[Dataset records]
-- start --

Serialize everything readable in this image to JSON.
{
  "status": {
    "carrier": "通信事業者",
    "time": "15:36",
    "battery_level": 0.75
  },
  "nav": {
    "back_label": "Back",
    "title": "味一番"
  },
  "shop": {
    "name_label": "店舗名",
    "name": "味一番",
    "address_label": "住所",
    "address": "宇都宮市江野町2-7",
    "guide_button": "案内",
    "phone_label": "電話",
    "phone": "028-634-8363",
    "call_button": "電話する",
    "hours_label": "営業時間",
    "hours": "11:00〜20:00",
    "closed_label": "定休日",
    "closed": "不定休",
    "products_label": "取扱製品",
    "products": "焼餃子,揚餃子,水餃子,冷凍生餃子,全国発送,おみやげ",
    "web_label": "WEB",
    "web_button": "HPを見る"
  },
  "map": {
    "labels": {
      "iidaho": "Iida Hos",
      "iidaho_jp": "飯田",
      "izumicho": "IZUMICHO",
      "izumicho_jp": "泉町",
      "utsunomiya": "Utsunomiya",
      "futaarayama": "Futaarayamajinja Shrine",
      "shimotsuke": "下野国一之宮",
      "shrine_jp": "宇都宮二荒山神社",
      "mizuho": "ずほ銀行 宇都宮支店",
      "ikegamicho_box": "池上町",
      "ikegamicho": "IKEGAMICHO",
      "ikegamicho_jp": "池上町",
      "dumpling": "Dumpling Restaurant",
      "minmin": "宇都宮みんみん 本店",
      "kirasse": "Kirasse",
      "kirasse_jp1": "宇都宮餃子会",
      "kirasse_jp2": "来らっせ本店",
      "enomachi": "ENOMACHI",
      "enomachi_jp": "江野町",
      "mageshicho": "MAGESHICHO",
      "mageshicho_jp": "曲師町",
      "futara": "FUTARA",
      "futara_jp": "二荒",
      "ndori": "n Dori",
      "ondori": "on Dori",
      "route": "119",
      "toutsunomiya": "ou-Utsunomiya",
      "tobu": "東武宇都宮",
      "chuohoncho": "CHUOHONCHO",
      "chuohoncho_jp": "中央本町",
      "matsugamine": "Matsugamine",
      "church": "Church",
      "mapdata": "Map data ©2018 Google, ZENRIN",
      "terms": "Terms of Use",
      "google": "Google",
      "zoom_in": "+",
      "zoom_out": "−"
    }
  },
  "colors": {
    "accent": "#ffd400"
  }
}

-- end --

● **Your objective**: Give the entries once more, exactly as they appear.

● **Output for this exercise**:
Serialize everything readable in this image to JSON.
{
  "status": {
    "carrier": "通信事業者",
    "time": "15:36",
    "battery_level": 0.75
  },
  "nav": {
    "back_label": "Back",
    "title": "味一番"
  },
  "shop": {
    "name_label": "店舗名",
    "name": "味一番",
    "address_label": "住所",
    "address": "宇都宮市江野町2-7",
    "guide_button": "案内",
    "phone_label": "電話",
    "phone": "028-634-8363",
    "call_button": "電話する",
    "hours_label": "営業時間",
    "hours": "11:00〜20:00",
    "closed_label": "定休日",
    "closed": "不定休",
    "products_label": "取扱製品",
    "products": "焼餃子,揚餃子,水餃子,冷凍生餃子,全国発送,おみやげ",
    "web_label": "WEB",
    "web_button": "HPを見る"
  },
  "map": {
    "labels": {
      "iidaho": "Iida Hos",
      "iidaho_jp": "飯田",
      "izumicho": "IZUMICHO",
      "izumicho_jp": "泉町",
      "utsunomiya": "Utsunomiya",
      "futaarayama": "Futaarayamajinja Shrine",
      "shimotsuke": "下野国一之宮",
      "shrine_jp": "宇都宮二荒山神社",
      "mizuho": "ずほ銀行 宇都宮支店",
      "ikegamicho_box": "池上町",
      "ikegamicho": "IKEGAMICHO",
      "ikegamicho_jp": "池上町",
      "dumpling": "Dumpling Restaurant",
      "minmin": "宇都宮みんみん 本店",
      "kirasse": "Kirasse",
      "kirasse_jp1": "宇都宮餃子会",
      "kirasse_jp2": "来らっせ本店",
      "enomachi": "ENOMACHI",
      "enomachi_jp": "江野町",
      "mageshicho": "MAGESHICHO",
      "mageshicho_jp": "曲師町",
      "futara": "FUTARA",
      "futara_jp": "二荒",
      "ndori": "n Dori",
      "ondori": "on Dori",
      "route": "119",
      "toutsunomiya": "ou-Utsunomiya",
      "tobu": "東武宇都宮",
      "chuohoncho": "CHUOHONCHO",
      "chuohoncho_jp": "中央本町",
      "matsugamine": "Matsugamine",
      "church": "Church",
      "mapdata": "Map data ©2018 Google, ZENRIN",
      "terms": "Terms of Use",
      "google": "Google",
      "zoom_in": "+",
      "zoom_out": "−"
    }
  },
  "colors": {
    "accent": "#ffd400"
  }
}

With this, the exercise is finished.